§ **EXERCISE INSTRUCTIONS**: Provide an exact transcription of all the records.

§ **RECORDS SHOWN**:

>> Begin

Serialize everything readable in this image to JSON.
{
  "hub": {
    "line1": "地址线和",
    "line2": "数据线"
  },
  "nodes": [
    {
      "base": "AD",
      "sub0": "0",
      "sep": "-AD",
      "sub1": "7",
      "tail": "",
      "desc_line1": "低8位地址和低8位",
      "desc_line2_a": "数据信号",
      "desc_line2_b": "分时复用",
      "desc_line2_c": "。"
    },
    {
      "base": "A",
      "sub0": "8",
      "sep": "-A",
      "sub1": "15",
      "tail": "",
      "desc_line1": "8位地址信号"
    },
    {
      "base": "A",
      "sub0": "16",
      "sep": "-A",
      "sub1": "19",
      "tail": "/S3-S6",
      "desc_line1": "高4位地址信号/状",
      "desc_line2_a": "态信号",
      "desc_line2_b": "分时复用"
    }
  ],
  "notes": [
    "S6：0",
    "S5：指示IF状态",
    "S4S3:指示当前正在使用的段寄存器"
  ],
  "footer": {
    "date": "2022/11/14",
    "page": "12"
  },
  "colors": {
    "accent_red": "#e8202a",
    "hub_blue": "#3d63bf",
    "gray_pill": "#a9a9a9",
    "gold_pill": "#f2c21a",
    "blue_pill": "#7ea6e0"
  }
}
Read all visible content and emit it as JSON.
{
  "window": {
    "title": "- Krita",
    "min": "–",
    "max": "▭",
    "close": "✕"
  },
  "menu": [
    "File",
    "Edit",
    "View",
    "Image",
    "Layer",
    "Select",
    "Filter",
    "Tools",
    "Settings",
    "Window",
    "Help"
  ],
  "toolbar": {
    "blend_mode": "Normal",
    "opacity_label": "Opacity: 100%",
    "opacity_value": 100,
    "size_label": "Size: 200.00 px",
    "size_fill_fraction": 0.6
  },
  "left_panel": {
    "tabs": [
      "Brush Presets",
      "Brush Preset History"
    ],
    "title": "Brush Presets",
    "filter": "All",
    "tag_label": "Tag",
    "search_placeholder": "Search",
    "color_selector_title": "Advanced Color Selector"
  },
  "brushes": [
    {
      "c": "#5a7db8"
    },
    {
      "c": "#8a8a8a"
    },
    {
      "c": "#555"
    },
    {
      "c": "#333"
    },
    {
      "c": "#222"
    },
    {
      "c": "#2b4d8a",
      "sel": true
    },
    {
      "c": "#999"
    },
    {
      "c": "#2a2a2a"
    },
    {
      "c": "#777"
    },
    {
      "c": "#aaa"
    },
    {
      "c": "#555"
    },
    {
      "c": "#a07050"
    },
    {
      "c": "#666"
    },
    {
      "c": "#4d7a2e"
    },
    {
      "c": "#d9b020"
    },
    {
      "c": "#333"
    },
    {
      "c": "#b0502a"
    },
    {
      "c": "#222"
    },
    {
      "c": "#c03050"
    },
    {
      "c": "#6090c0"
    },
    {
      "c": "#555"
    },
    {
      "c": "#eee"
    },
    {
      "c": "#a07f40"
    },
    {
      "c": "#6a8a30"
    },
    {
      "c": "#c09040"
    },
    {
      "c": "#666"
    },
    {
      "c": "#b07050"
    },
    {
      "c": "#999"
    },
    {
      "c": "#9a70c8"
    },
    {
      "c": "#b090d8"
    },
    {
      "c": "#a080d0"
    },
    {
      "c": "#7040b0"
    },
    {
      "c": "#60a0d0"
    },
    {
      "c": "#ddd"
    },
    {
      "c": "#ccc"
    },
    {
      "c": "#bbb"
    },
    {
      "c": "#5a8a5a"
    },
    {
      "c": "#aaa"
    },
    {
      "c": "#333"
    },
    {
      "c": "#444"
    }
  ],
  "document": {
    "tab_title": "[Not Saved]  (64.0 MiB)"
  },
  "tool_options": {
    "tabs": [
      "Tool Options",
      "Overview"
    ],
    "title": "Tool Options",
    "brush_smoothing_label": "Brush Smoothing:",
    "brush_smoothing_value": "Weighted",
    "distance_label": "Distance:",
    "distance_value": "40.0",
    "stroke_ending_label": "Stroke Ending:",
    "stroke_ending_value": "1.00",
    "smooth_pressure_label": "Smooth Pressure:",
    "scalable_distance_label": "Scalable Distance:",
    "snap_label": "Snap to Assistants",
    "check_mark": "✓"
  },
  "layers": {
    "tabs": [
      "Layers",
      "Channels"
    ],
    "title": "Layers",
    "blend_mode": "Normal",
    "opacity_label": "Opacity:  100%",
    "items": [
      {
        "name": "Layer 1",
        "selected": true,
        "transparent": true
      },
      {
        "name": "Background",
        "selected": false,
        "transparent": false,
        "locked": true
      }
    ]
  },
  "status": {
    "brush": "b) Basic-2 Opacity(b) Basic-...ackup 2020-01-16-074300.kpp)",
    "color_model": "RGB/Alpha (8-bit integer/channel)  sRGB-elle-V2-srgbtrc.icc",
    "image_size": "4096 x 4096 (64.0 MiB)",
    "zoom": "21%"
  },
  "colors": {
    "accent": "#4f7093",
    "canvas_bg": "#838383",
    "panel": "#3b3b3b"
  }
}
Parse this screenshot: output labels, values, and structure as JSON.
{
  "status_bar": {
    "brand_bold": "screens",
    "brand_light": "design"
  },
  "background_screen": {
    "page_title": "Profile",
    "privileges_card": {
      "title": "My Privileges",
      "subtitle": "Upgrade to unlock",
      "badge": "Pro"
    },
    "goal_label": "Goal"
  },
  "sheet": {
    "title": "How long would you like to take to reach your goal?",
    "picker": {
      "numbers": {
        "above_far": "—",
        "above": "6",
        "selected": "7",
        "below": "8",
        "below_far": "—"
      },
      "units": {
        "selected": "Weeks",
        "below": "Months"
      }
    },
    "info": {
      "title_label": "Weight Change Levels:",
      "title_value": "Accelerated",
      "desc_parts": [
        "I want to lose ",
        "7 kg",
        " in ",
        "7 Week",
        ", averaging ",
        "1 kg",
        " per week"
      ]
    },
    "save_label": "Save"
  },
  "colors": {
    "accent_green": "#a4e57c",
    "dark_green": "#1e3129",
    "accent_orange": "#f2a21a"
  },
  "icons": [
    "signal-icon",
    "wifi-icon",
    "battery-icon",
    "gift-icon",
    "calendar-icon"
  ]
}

>> End

§ **COMPLETE ANSWER**:
Serialize everything readable in this image to JSON.
{
  "hub": {
    "line1": "地址线和",
    "line2": "数据线"
  },
  "nodes": [
    {
      "base": "AD",
      "sub0": "0",
      "sep": "-AD",
      "sub1": "7",
      "tail": "",
      "desc_line1": "低8位地址和低8位",
      "desc_line2_a": "数据信号",
      "desc_line2_b": "分时复用",
      "desc_line2_c": "。"
    },
    {
      "base": "A",
      "sub0": "8",
      "sep": "-A",
      "sub1": "15",
      "tail": "",
      "desc_line1": "8位地址信号"
    },
    {
      "base": "A",
      "sub0": "16",
      "sep": "-A",
      "sub1": "19",
      "tail": "/S3-S6",
      "desc_line1": "高4位地址信号/状",
      "desc_line2_a": "态信号",
      "desc_line2_b": "分时复用"
    }
  ],
  "notes": [
    "S6：0",
    "S5：指示IF状态",
    "S4S3:指示当前正在使用的段寄存器"
  ],
  "footer": {
    "date": "2022/11/14",
    "page": "12"
  },
  "colors": {
    "accent_red": "#e8202a",
    "hub_blue": "#3d63bf",
    "gray_pill": "#a9a9a9",
    "gold_pill": "#f2c21a",
    "blue_pill": "#7ea6e0"
  }
}
Read all visible content and emit it as JSON.
{
  "window": {
    "title": "- Krita",
    "min": "–",
    "max": "▭",
    "close": "✕"
  },
  "menu": [
    "File",
    "Edit",
    "View",
    "Image",
    "Layer",
    "Select",
    "Filter",
    "Tools",
    "Settings",
    "Window",
    "Help"
  ],
  "toolbar": {
    "blend_mode": "Normal",
    "opacity_label": "Opacity: 100%",
    "opacity_value": 100,
    "size_label": "Size: 200.00 px",
    "size_fill_fraction": 0.6
  },
  "left_panel": {
    "tabs": [
      "Brush Presets",
      "Brush Preset History"
    ],
    "title": "Brush Presets",
    "filter": "All",
    "tag_label": "Tag",
    "search_placeholder": "Search",
    "color_selector_title": "Advanced Color Selector"
  },
  "brushes": [
    {
      "c": "#5a7db8"
    },
    {
      "c": "#8a8a8a"
    },
    {
      "c": "#555"
    },
    {
      "c": "#333"
    },
    {
      "c": "#222"
    },
    {
      "c": "#2b4d8a",
      "sel": true
    },
    {
      "c": "#999"
    },
    {
      "c": "#2a2a2a"
    },
    {
      "c": "#777"
    },
    {
      "c": "#aaa"
    },
    {
      "c": "#555"
    },
    {
      "c": "#a07050"
    },
    {
      "c": "#666"
    },
    {
      "c": "#4d7a2e"
    },
    {
      "c": "#d9b020"
    },
    {
      "c": "#333"
    },
    {
      "c": "#b0502a"
    },
    {
      "c": "#222"
    },
    {
      "c": "#c03050"
    },
    {
      "c": "#6090c0"
    },
    {
      "c": "#555"
    },
    {
      "c": "#eee"
    },
    {
      "c": "#a07f40"
    },
    {
      "c": "#6a8a30"
    },
    {
      "c": "#c09040"
    },
    {
      "c": "#666"
    },
    {
      "c": "#b07050"
    },
    {
      "c": "#999"
    },
    {
      "c": "#9a70c8"
    },
    {
      "c": "#b090d8"
    },
    {
      "c": "#a080d0"
    },
    {
      "c": "#7040b0"
    },
    {
      "c": "#60a0d0"
    },
    {
      "c": "#ddd"
    },
    {
      "c": "#ccc"
    },
    {
      "c": "#bbb"
    },
    {
      "c": "#5a8a5a"
    },
    {
      "c": "#aaa"
    },
    {
      "c": "#333"
    },
    {
      "c": "#444"
    }
  ],
  "document": {
    "tab_title": "[Not Saved]  (64.0 MiB)"
  },
  "tool_options": {
    "tabs": [
      "Tool Options",
      "Overview"
    ],
    "title": "Tool Options",
    "brush_smoothing_label": "Brush Smoothing:",
    "brush_smoothing_value": "Weighted",
    "distance_label": "Distance:",
    "distance_value": "40.0",
    "stroke_ending_label": "Stroke Ending:",
    "stroke_ending_value": "1.00",
    "smooth_pressure_label": "Smooth Pressure:",
    "scalable_distance_label": "Scalable Distance:",
    "snap_label": "Snap to Assistants",
    "check_mark": "✓"
  },
  "layers": {
    "tabs": [
      "Layers",
      "Channels"
    ],
    "title": "Layers",
    "blend_mode": "Normal",
    "opacity_label": "Opacity:  100%",
    "items": [
      {
        "name": "Layer 1",
        "selected": true,
        "transparent": true
      },
      {
        "name": "Background",
        "selected": false,
        "transparent": false,
        "locked": true
      }
    ]
  },
  "status": {
    "brush": "b) Basic-2 Opacity(b) Basic-...ackup 2020-01-16-074300.kpp)",
    "color_model": "RGB/Alpha (8-bit integer/channel)  sRGB-elle-V2-srgbtrc.icc",
    "image_size": "4096 x 4096 (64.0 MiB)",
    "zoom": "21%"
  },
  "colors": {
    "accent": "#4f7093",
    "canvas_bg": "#838383",
    "panel": "#3b3b3b"
  }
}
Parse this screenshot: output labels, values, and structure as JSON.
{
  "status_bar": {
    "brand_bold": "screens",
    "brand_light": "design"
  },
  "background_screen": {
    "page_title": "Profile",
    "privileges_card": {
      "title": "My Privileges",
      "subtitle": "Upgrade to unlock",
      "badge": "Pro"
    },
    "goal_label": "Goal"
  },
  "sheet": {
    "title": "How long would you like to take to reach your goal?",
    "picker": {
      "numbers": {
        "above_far": "—",
        "above": "6",
        "selected": "7",
        "below": "8",
        "below_far": "—"
      },
      "units": {
        "selected": "Weeks",
        "below": "Months"
      }
    },
    "info": {
      "title_label": "Weight Change Levels:",
      "title_value": "Accelerated",
      "desc_parts": [
        "I want to lose ",
        "7 kg",
        " in ",
        "7 Week",
        ", averaging ",
        "1 kg",
        " per week"
      ]
    },
    "save_label": "Save"
  },
  "colors": {
    "accent_green": "#a4e57c",
    "dark_green": "#1e3129",
    "accent_orange": "#f2a21a"
  },
  "icons": [
    "signal-icon",
    "wifi-icon",
    "battery-icon",
    "gift-icon",
    "calendar-icon"
  ]
}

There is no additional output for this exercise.